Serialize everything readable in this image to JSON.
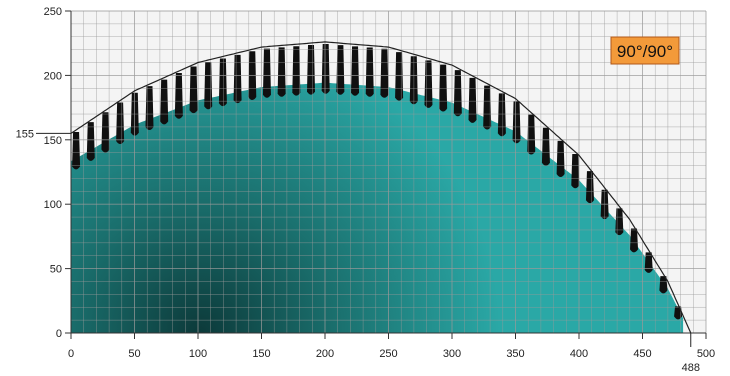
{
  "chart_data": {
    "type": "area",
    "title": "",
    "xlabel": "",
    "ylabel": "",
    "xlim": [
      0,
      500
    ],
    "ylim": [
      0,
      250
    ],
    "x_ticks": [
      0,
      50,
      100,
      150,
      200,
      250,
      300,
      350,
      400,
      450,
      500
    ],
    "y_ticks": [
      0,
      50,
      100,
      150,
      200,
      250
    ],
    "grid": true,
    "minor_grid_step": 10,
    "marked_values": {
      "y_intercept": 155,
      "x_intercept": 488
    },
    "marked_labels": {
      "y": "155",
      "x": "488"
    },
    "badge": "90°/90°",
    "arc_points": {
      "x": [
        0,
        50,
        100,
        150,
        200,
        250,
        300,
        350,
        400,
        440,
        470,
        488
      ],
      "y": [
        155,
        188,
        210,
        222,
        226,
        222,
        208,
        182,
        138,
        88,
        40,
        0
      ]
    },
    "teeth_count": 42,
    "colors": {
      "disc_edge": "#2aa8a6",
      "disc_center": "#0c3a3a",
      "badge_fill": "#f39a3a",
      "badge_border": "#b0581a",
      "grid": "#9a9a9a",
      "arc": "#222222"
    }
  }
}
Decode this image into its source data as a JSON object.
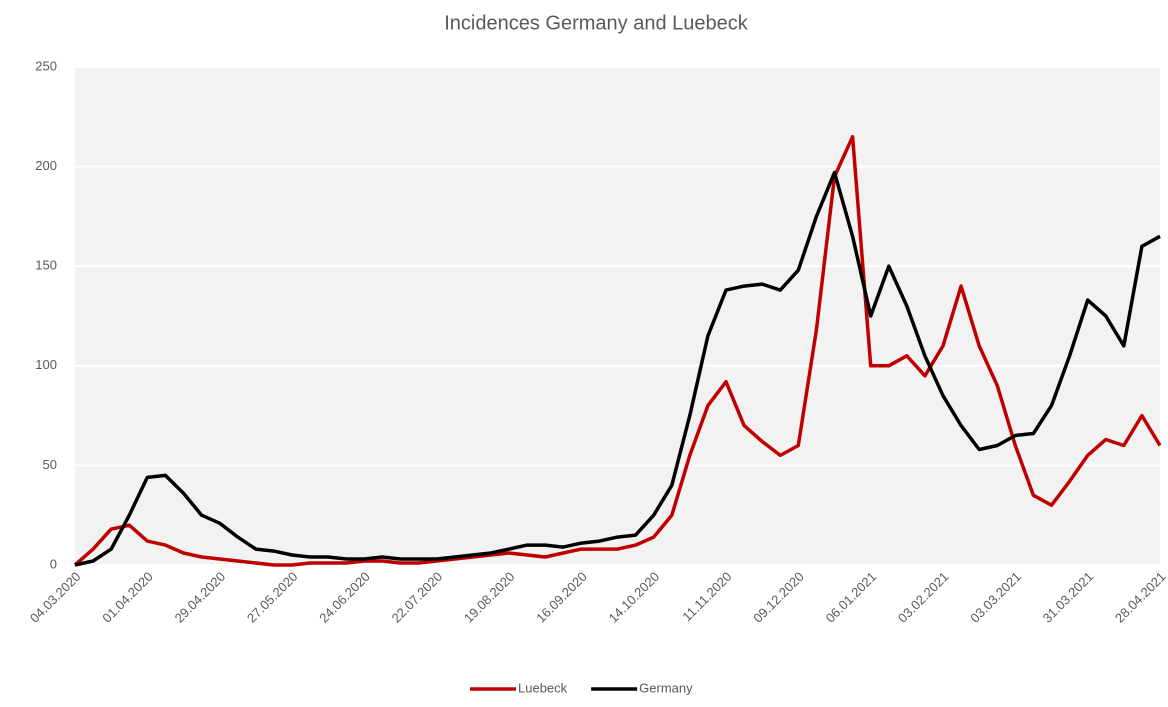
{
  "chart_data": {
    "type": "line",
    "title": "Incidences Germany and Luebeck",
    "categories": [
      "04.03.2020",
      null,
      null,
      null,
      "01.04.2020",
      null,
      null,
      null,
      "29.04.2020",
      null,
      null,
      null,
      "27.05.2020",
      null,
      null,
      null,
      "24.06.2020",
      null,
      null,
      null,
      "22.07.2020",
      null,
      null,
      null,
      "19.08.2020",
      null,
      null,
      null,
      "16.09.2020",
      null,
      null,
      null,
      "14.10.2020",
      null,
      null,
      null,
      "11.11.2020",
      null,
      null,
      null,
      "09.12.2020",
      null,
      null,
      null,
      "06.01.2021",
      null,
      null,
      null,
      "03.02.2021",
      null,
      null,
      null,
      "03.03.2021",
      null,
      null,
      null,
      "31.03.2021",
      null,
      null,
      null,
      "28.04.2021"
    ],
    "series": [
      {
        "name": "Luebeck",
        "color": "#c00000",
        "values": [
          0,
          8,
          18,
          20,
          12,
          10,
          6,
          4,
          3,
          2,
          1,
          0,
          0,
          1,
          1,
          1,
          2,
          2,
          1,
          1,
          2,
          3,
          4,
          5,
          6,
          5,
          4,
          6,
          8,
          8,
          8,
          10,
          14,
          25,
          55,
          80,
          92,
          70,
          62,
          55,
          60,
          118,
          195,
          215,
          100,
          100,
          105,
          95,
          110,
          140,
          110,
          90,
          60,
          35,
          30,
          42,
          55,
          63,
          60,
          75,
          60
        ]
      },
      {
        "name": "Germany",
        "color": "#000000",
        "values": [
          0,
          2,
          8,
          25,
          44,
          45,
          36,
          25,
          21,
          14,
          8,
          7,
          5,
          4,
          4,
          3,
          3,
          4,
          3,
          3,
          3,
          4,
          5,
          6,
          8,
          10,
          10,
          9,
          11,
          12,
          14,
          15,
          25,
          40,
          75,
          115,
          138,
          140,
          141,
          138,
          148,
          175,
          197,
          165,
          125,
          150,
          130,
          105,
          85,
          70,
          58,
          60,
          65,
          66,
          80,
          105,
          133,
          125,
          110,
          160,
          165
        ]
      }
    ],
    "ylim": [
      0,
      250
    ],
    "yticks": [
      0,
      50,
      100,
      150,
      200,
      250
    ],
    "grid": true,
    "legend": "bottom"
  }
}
-*-
## Task instructions
Read through the lines above and collect those that contain the string "title".

## Answer to the task
    "title": "",
    "title": "Incidences Germany and Luebeck",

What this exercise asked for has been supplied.